TO BE DONE
The records below must be duplicated exactly, character for character.

** Start of DATA **

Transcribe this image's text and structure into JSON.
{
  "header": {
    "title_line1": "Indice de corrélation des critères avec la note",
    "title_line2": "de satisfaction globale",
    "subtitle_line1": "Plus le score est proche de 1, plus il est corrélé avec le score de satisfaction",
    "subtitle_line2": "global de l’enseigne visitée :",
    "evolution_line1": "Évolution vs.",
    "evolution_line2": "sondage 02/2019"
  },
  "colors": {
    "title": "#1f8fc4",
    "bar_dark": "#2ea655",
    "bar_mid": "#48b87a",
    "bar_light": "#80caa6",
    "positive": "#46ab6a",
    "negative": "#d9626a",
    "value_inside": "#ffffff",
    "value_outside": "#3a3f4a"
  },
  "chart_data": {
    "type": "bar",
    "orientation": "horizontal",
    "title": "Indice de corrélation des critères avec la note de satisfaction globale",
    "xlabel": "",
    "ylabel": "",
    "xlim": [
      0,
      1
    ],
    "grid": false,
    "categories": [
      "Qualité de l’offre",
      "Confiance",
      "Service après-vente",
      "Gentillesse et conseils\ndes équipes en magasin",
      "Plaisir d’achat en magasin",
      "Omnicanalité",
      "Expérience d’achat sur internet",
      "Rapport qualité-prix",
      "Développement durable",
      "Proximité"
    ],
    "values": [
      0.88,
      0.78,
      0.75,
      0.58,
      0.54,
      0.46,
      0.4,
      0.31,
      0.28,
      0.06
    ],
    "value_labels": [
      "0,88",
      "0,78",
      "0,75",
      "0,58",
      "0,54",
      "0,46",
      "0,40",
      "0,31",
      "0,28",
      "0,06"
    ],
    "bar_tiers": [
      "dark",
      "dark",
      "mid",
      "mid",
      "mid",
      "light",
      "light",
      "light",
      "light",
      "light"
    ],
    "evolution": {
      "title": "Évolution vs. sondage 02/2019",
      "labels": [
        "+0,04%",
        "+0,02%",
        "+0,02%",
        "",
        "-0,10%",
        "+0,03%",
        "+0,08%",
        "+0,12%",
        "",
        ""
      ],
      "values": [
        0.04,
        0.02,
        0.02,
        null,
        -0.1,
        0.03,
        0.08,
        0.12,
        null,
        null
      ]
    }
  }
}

** End of DATA **

SOLUTION
Transcribe this image's text and structure into JSON.
{
  "header": {
    "title_line1": "Indice de corrélation des critères avec la note",
    "title_line2": "de satisfaction globale",
    "subtitle_line1": "Plus le score est proche de 1, plus il est corrélé avec le score de satisfaction",
    "subtitle_line2": "global de l’enseigne visitée :",
    "evolution_line1": "Évolution vs.",
    "evolution_line2": "sondage 02/2019"
  },
  "colors": {
    "title": "#1f8fc4",
    "bar_dark": "#2ea655",
    "bar_mid": "#48b87a",
    "bar_light": "#80caa6",
    "positive": "#46ab6a",
    "negative": "#d9626a",
    "value_inside": "#ffffff",
    "value_outside": "#3a3f4a"
  },
  "chart_data": {
    "type": "bar",
    "orientation": "horizontal",
    "title": "Indice de corrélation des critères avec la note de satisfaction globale",
    "xlabel": "",
    "ylabel": "",
    "xlim": [
      0,
      1
    ],
    "grid": false,
    "categories": [
      "Qualité de l’offre",
      "Confiance",
      "Service après-vente",
      "Gentillesse et conseils\ndes équipes en magasin",
      "Plaisir d’achat en magasin",
      "Omnicanalité",
      "Expérience d’achat sur internet",
      "Rapport qualité-prix",
      "Développement durable",
      "Proximité"
    ],
    "values": [
      0.88,
      0.78,
      0.75,
      0.58,
      0.54,
      0.46,
      0.4,
      0.31,
      0.28,
      0.06
    ],
    "value_labels": [
      "0,88",
      "0,78",
      "0,75",
      "0,58",
      "0,54",
      "0,46",
      "0,40",
      "0,31",
      "0,28",
      "0,06"
    ],
    "bar_tiers": [
      "dark",
      "dark",
      "mid",
      "mid",
      "mid",
      "light",
      "light",
      "light",
      "light",
      "light"
    ],
    "evolution": {
      "title": "Évolution vs. sondage 02/2019",
      "labels": [
        "+0,04%",
        "+0,02%",
        "+0,02%",
        "",
        "-0,10%",
        "+0,03%",
        "+0,08%",
        "+0,12%",
        "",
        ""
      ],
      "values": [
        0.04,
        0.02,
        0.02,
        null,
        -0.1,
        0.03,
        0.08,
        0.12,
        null,
        null
      ]
    }
  }
}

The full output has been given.